TASK DIRECTIONS – Below are some entries; can you quote all of them exactly?

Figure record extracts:
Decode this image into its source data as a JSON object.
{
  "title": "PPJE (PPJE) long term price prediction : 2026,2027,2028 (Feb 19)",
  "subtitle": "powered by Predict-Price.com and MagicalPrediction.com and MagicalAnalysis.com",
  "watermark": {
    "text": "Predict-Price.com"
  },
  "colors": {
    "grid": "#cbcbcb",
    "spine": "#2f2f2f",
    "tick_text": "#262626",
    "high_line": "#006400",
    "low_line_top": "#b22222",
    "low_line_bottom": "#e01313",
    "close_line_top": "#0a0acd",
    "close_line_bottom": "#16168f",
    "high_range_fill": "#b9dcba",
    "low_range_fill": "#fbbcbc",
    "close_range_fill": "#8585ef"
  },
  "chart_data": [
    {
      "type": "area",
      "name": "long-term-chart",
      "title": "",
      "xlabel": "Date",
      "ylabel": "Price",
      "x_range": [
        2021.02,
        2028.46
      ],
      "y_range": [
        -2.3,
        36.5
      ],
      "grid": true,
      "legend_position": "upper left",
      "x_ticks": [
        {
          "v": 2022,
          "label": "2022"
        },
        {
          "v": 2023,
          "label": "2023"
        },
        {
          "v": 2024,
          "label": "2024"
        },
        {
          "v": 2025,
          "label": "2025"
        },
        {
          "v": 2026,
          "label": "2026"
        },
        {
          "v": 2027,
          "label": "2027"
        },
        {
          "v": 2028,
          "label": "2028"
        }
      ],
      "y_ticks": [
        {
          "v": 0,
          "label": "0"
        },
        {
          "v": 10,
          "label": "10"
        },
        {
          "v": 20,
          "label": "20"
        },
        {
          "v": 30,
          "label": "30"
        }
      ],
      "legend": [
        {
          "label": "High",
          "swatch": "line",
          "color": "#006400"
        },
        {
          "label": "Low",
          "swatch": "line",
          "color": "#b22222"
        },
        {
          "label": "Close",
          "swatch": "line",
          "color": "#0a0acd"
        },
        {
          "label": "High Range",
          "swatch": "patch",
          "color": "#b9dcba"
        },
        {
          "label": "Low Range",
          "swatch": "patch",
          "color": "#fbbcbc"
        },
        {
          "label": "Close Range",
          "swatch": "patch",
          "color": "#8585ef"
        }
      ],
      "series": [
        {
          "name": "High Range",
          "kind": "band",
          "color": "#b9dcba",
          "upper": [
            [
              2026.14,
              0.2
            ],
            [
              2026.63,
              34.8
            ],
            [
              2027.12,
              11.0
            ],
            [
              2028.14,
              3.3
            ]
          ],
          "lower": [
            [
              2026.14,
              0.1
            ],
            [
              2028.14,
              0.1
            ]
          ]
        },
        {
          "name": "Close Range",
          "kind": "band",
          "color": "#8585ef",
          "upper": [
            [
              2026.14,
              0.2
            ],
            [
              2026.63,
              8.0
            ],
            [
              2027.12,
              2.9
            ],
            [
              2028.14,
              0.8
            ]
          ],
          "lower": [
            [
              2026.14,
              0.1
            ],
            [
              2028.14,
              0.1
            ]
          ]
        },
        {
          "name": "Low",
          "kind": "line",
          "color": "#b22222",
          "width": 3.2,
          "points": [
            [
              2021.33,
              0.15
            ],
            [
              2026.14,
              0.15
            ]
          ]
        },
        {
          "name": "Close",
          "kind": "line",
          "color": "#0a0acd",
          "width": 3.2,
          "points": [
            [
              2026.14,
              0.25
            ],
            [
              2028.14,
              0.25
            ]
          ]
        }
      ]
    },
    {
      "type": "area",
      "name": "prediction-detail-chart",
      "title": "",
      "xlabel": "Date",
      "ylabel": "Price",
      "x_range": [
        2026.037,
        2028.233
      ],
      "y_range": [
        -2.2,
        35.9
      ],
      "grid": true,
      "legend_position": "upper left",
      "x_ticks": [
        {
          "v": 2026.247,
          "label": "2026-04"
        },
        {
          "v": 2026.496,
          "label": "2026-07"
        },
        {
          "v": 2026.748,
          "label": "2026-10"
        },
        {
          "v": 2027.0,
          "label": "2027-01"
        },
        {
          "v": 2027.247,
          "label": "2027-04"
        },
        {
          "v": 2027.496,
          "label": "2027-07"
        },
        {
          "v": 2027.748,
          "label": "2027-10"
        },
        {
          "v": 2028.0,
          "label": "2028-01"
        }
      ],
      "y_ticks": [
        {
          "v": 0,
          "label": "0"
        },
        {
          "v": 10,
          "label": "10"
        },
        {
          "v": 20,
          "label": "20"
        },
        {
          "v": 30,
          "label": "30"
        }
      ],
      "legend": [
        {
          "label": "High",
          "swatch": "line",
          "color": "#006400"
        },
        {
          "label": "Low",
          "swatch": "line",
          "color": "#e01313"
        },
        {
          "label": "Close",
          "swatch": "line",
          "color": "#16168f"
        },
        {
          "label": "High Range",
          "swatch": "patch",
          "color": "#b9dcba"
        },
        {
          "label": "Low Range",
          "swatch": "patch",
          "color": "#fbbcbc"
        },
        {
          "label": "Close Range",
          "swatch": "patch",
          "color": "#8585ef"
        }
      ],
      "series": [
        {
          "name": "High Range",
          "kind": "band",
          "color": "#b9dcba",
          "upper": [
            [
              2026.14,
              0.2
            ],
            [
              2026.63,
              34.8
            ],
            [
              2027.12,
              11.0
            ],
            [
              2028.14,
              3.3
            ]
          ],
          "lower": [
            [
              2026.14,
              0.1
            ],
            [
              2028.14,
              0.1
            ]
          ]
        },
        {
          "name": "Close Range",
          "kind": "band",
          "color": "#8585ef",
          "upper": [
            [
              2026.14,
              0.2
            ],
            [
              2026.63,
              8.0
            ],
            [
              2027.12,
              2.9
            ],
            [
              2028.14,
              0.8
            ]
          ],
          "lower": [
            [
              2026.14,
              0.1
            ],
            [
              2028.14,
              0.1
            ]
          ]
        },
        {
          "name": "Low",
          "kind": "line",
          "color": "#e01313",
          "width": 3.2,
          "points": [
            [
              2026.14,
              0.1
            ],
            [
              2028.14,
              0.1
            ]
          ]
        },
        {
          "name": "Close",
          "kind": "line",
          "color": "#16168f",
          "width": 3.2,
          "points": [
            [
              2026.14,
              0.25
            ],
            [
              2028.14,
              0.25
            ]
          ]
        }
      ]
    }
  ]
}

CORRECT RESULT –
Decode this image into its source data as a JSON object.
{
  "title": "PPJE (PPJE) long term price prediction : 2026,2027,2028 (Feb 19)",
  "subtitle": "powered by Predict-Price.com and MagicalPrediction.com and MagicalAnalysis.com",
  "watermark": {
    "text": "Predict-Price.com"
  },
  "colors": {
    "grid": "#cbcbcb",
    "spine": "#2f2f2f",
    "tick_text": "#262626",
    "high_line": "#006400",
    "low_line_top": "#b22222",
    "low_line_bottom": "#e01313",
    "close_line_top": "#0a0acd",
    "close_line_bottom": "#16168f",
    "high_range_fill": "#b9dcba",
    "low_range_fill": "#fbbcbc",
    "close_range_fill": "#8585ef"
  },
  "chart_data": [
    {
      "type": "area",
      "name": "long-term-chart",
      "title": "",
      "xlabel": "Date",
      "ylabel": "Price",
      "x_range": [
        2021.02,
        2028.46
      ],
      "y_range": [
        -2.3,
        36.5
      ],
      "grid": true,
      "legend_position": "upper left",
      "x_ticks": [
        {
          "v": 2022,
          "label": "2022"
        },
        {
          "v": 2023,
          "label": "2023"
        },
        {
          "v": 2024,
          "label": "2024"
        },
        {
          "v": 2025,
          "label": "2025"
        },
        {
          "v": 2026,
          "label": "2026"
        },
        {
          "v": 2027,
          "label": "2027"
        },
        {
          "v": 2028,
          "label": "2028"
        }
      ],
      "y_ticks": [
        {
          "v": 0,
          "label": "0"
        },
        {
          "v": 10,
          "label": "10"
        },
        {
          "v": 20,
          "label": "20"
        },
        {
          "v": 30,
          "label": "30"
        }
      ],
      "legend": [
        {
          "label": "High",
          "swatch": "line",
          "color": "#006400"
        },
        {
          "label": "Low",
          "swatch": "line",
          "color": "#b22222"
        },
        {
          "label": "Close",
          "swatch": "line",
          "color": "#0a0acd"
        },
        {
          "label": "High Range",
          "swatch": "patch",
          "color": "#b9dcba"
        },
        {
          "label": "Low Range",
          "swatch": "patch",
          "color": "#fbbcbc"
        },
        {
          "label": "Close Range",
          "swatch": "patch",
          "color": "#8585ef"
        }
      ],
      "series": [
        {
          "name": "High Range",
          "kind": "band",
          "color": "#b9dcba",
          "upper": [
            [
              2026.14,
              0.2
            ],
            [
              2026.63,
              34.8
            ],
            [
              2027.12,
              11.0
            ],
            [
              2028.14,
              3.3
            ]
          ],
          "lower": [
            [
              2026.14,
              0.1
            ],
            [
              2028.14,
              0.1
            ]
          ]
        },
        {
          "name": "Close Range",
          "kind": "band",
          "color": "#8585ef",
          "upper": [
            [
              2026.14,
              0.2
            ],
            [
              2026.63,
              8.0
            ],
            [
              2027.12,
              2.9
            ],
            [
              2028.14,
              0.8
            ]
          ],
          "lower": [
            [
              2026.14,
              0.1
            ],
            [
              2028.14,
              0.1
            ]
          ]
        },
        {
          "name": "Low",
          "kind": "line",
          "color": "#b22222",
          "width": 3.2,
          "points": [
            [
              2021.33,
              0.15
            ],
            [
              2026.14,
              0.15
            ]
          ]
        },
        {
          "name": "Close",
          "kind": "line",
          "color": "#0a0acd",
          "width": 3.2,
          "points": [
            [
              2026.14,
              0.25
            ],
            [
              2028.14,
              0.25
            ]
          ]
        }
      ]
    },
    {
      "type": "area",
      "name": "prediction-detail-chart",
      "title": "",
      "xlabel": "Date",
      "ylabel": "Price",
      "x_range": [
        2026.037,
        2028.233
      ],
      "y_range": [
        -2.2,
        35.9
      ],
      "grid": true,
      "legend_position": "upper left",
      "x_ticks": [
        {
          "v": 2026.247,
          "label": "2026-04"
        },
        {
          "v": 2026.496,
          "label": "2026-07"
        },
        {
          "v": 2026.748,
          "label": "2026-10"
        },
        {
          "v": 2027.0,
          "label": "2027-01"
        },
        {
          "v": 2027.247,
          "label": "2027-04"
        },
        {
          "v": 2027.496,
          "label": "2027-07"
        },
        {
          "v": 2027.748,
          "label": "2027-10"
        },
        {
          "v": 2028.0,
          "label": "2028-01"
        }
      ],
      "y_ticks": [
        {
          "v": 0,
          "label": "0"
        },
        {
          "v": 10,
          "label": "10"
        },
        {
          "v": 20,
          "label": "20"
        },
        {
          "v": 30,
          "label": "30"
        }
      ],
      "legend": [
        {
          "label": "High",
          "swatch": "line",
          "color": "#006400"
        },
        {
          "label": "Low",
          "swatch": "line",
          "color": "#e01313"
        },
        {
          "label": "Close",
          "swatch": "line",
          "color": "#16168f"
        },
        {
          "label": "High Range",
          "swatch": "patch",
          "color": "#b9dcba"
        },
        {
          "label": "Low Range",
          "swatch": "patch",
          "color": "#fbbcbc"
        },
        {
          "label": "Close Range",
          "swatch": "patch",
          "color": "#8585ef"
        }
      ],
      "series": [
        {
          "name": "High Range",
          "kind": "band",
          "color": "#b9dcba",
          "upper": [
            [
              2026.14,
              0.2
            ],
            [
              2026.63,
              34.8
            ],
            [
              2027.12,
              11.0
            ],
            [
              2028.14,
              3.3
            ]
          ],
          "lower": [
            [
              2026.14,
              0.1
            ],
            [
              2028.14,
              0.1
            ]
          ]
        },
        {
          "name": "Close Range",
          "kind": "band",
          "color": "#8585ef",
          "upper": [
            [
              2026.14,
              0.2
            ],
            [
              2026.63,
              8.0
            ],
            [
              2027.12,
              2.9
            ],
            [
              2028.14,
              0.8
            ]
          ],
          "lower": [
            [
              2026.14,
              0.1
            ],
            [
              2028.14,
              0.1
            ]
          ]
        },
        {
          "name": "Low",
          "kind": "line",
          "color": "#e01313",
          "width": 3.2,
          "points": [
            [
              2026.14,
              0.1
            ],
            [
              2028.14,
              0.1
            ]
          ]
        },
        {
          "name": "Close",
          "kind": "line",
          "color": "#16168f",
          "width": 3.2,
          "points": [
            [
              2026.14,
              0.25
            ],
            [
              2028.14,
              0.25
            ]
          ]
        }
      ]
    }
  ]
}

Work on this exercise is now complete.